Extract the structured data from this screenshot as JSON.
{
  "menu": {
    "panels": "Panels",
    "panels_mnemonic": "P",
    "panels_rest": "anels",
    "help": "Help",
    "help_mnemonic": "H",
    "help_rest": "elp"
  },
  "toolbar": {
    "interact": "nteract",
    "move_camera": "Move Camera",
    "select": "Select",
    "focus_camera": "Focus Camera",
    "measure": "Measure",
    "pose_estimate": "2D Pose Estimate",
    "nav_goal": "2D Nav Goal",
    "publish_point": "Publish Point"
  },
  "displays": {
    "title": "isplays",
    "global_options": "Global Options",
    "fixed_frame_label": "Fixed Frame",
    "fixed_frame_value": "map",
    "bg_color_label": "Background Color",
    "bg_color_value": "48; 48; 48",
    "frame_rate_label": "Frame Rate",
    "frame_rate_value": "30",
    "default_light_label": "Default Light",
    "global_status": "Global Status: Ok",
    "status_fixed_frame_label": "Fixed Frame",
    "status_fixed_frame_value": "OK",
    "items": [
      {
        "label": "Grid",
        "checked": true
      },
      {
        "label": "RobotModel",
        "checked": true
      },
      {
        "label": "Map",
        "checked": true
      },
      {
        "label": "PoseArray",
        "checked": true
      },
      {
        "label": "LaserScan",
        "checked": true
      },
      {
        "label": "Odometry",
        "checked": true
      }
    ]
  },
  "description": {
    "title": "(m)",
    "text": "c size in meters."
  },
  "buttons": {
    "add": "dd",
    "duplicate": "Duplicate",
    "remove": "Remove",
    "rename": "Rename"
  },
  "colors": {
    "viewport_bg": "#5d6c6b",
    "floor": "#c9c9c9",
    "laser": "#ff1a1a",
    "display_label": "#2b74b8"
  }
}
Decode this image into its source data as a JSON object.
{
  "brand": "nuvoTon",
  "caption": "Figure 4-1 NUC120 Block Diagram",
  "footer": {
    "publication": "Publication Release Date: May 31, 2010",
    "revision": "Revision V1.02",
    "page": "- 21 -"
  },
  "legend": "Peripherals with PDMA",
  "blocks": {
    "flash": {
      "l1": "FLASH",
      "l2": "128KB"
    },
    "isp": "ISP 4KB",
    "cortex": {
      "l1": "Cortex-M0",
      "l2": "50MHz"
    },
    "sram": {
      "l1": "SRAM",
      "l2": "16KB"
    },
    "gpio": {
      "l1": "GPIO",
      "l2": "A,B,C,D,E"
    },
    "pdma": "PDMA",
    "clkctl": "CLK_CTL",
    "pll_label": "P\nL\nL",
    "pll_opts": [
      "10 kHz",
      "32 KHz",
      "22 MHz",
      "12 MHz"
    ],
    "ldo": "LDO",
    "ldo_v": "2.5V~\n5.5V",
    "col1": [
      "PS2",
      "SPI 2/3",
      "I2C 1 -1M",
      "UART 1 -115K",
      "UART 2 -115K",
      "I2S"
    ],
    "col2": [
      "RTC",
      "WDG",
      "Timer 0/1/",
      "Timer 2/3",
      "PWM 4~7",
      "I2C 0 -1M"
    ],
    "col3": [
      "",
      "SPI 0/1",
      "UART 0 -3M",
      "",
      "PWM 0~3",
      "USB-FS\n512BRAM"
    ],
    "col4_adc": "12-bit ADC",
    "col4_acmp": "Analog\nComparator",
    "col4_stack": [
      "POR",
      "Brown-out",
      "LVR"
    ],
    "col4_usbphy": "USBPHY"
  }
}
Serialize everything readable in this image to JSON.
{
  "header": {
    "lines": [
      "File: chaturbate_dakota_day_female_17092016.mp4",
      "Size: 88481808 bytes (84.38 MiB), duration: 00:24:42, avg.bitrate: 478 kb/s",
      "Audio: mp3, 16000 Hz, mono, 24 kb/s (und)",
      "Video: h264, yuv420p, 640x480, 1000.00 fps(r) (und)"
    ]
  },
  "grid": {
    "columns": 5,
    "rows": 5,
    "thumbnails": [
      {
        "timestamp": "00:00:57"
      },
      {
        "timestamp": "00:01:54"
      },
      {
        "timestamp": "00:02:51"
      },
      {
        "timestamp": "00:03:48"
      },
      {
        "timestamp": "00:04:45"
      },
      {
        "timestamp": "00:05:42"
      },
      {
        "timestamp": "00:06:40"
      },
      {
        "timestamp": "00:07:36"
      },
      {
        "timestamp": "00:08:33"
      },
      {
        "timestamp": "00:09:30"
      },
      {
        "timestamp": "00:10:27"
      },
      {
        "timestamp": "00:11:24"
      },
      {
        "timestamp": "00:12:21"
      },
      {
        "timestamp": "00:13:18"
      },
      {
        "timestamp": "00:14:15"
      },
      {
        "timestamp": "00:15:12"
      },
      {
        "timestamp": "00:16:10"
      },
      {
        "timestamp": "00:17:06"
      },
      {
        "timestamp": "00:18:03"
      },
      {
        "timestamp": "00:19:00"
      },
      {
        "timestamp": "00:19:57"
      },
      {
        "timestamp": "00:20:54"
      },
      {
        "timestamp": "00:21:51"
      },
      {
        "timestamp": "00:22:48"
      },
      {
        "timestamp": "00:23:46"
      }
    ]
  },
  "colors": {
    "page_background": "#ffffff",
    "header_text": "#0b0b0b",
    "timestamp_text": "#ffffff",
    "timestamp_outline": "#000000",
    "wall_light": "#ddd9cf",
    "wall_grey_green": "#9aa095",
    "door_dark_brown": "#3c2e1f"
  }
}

******

Goal of the exercise:
Return all the data exactly as given.

Response below:
Extract the structured data from this screenshot as JSON.
{
  "menu": {
    "panels": "Panels",
    "panels_mnemonic": "P",
    "panels_rest": "anels",
    "help": "Help",
    "help_mnemonic": "H",
    "help_rest": "elp"
  },
  "toolbar": {
    "interact": "nteract",
    "move_camera": "Move Camera",
    "select": "Select",
    "focus_camera": "Focus Camera",
    "measure": "Measure",
    "pose_estimate": "2D Pose Estimate",
    "nav_goal": "2D Nav Goal",
    "publish_point": "Publish Point"
  },
  "displays": {
    "title": "isplays",
    "global_options": "Global Options",
    "fixed_frame_label": "Fixed Frame",
    "fixed_frame_value": "map",
    "bg_color_label": "Background Color",
    "bg_color_value": "48; 48; 48",
    "frame_rate_label": "Frame Rate",
    "frame_rate_value": "30",
    "default_light_label": "Default Light",
    "global_status": "Global Status: Ok",
    "status_fixed_frame_label": "Fixed Frame",
    "status_fixed_frame_value": "OK",
    "items": [
      {
        "label": "Grid",
        "checked": true
      },
      {
        "label": "RobotModel",
        "checked": true
      },
      {
        "label": "Map",
        "checked": true
      },
      {
        "label": "PoseArray",
        "checked": true
      },
      {
        "label": "LaserScan",
        "checked": true
      },
      {
        "label": "Odometry",
        "checked": true
      }
    ]
  },
  "description": {
    "title": "(m)",
    "text": "c size in meters."
  },
  "buttons": {
    "add": "dd",
    "duplicate": "Duplicate",
    "remove": "Remove",
    "rename": "Rename"
  },
  "colors": {
    "viewport_bg": "#5d6c6b",
    "floor": "#c9c9c9",
    "laser": "#ff1a1a",
    "display_label": "#2b74b8"
  }
}
Decode this image into its source data as a JSON object.
{
  "brand": "nuvoTon",
  "caption": "Figure 4-1 NUC120 Block Diagram",
  "footer": {
    "publication": "Publication Release Date: May 31, 2010",
    "revision": "Revision V1.02",
    "page": "- 21 -"
  },
  "legend": "Peripherals with PDMA",
  "blocks": {
    "flash": {
      "l1": "FLASH",
      "l2": "128KB"
    },
    "isp": "ISP 4KB",
    "cortex": {
      "l1": "Cortex-M0",
      "l2": "50MHz"
    },
    "sram": {
      "l1": "SRAM",
      "l2": "16KB"
    },
    "gpio": {
      "l1": "GPIO",
      "l2": "A,B,C,D,E"
    },
    "pdma": "PDMA",
    "clkctl": "CLK_CTL",
    "pll_label": "P\nL\nL",
    "pll_opts": [
      "10 kHz",
      "32 KHz",
      "22 MHz",
      "12 MHz"
    ],
    "ldo": "LDO",
    "ldo_v": "2.5V~\n5.5V",
    "col1": [
      "PS2",
      "SPI 2/3",
      "I2C 1 -1M",
      "UART 1 -115K",
      "UART 2 -115K",
      "I2S"
    ],
    "col2": [
      "RTC",
      "WDG",
      "Timer 0/1/",
      "Timer 2/3",
      "PWM 4~7",
      "I2C 0 -1M"
    ],
    "col3": [
      "",
      "SPI 0/1",
      "UART 0 -3M",
      "",
      "PWM 0~3",
      "USB-FS\n512BRAM"
    ],
    "col4_adc": "12-bit ADC",
    "col4_acmp": "Analog\nComparator",
    "col4_stack": [
      "POR",
      "Brown-out",
      "LVR"
    ],
    "col4_usbphy": "USBPHY"
  }
}
Serialize everything readable in this image to JSON.
{
  "header": {
    "lines": [
      "File: chaturbate_dakota_day_female_17092016.mp4",
      "Size: 88481808 bytes (84.38 MiB), duration: 00:24:42, avg.bitrate: 478 kb/s",
      "Audio: mp3, 16000 Hz, mono, 24 kb/s (und)",
      "Video: h264, yuv420p, 640x480, 1000.00 fps(r) (und)"
    ]
  },
  "grid": {
    "columns": 5,
    "rows": 5,
    "thumbnails": [
      {
        "timestamp": "00:00:57"
      },
      {
        "timestamp": "00:01:54"
      },
      {
        "timestamp": "00:02:51"
      },
      {
        "timestamp": "00:03:48"
      },
      {
        "timestamp": "00:04:45"
      },
      {
        "timestamp": "00:05:42"
      },
      {
        "timestamp": "00:06:40"
      },
      {
        "timestamp": "00:07:36"
      },
      {
        "timestamp": "00:08:33"
      },
      {
        "timestamp": "00:09:30"
      },
      {
        "timestamp": "00:10:27"
      },
      {
        "timestamp": "00:11:24"
      },
      {
        "timestamp": "00:12:21"
      },
      {
        "timestamp": "00:13:18"
      },
      {
        "timestamp": "00:14:15"
      },
      {
        "timestamp": "00:15:12"
      },
      {
        "timestamp": "00:16:10"
      },
      {
        "timestamp": "00:17:06"
      },
      {
        "timestamp": "00:18:03"
      },
      {
        "timestamp": "00:19:00"
      },
      {
        "timestamp": "00:19:57"
      },
      {
        "timestamp": "00:20:54"
      },
      {
        "timestamp": "00:21:51"
      },
      {
        "timestamp": "00:22:48"
      },
      {
        "timestamp": "00:23:46"
      }
    ]
  },
  "colors": {
    "page_background": "#ffffff",
    "header_text": "#0b0b0b",
    "timestamp_text": "#ffffff",
    "timestamp_outline": "#000000",
    "wall_light": "#ddd9cf",
    "wall_grey_green": "#9aa095",
    "door_dark_brown": "#3c2e1f"
  }
}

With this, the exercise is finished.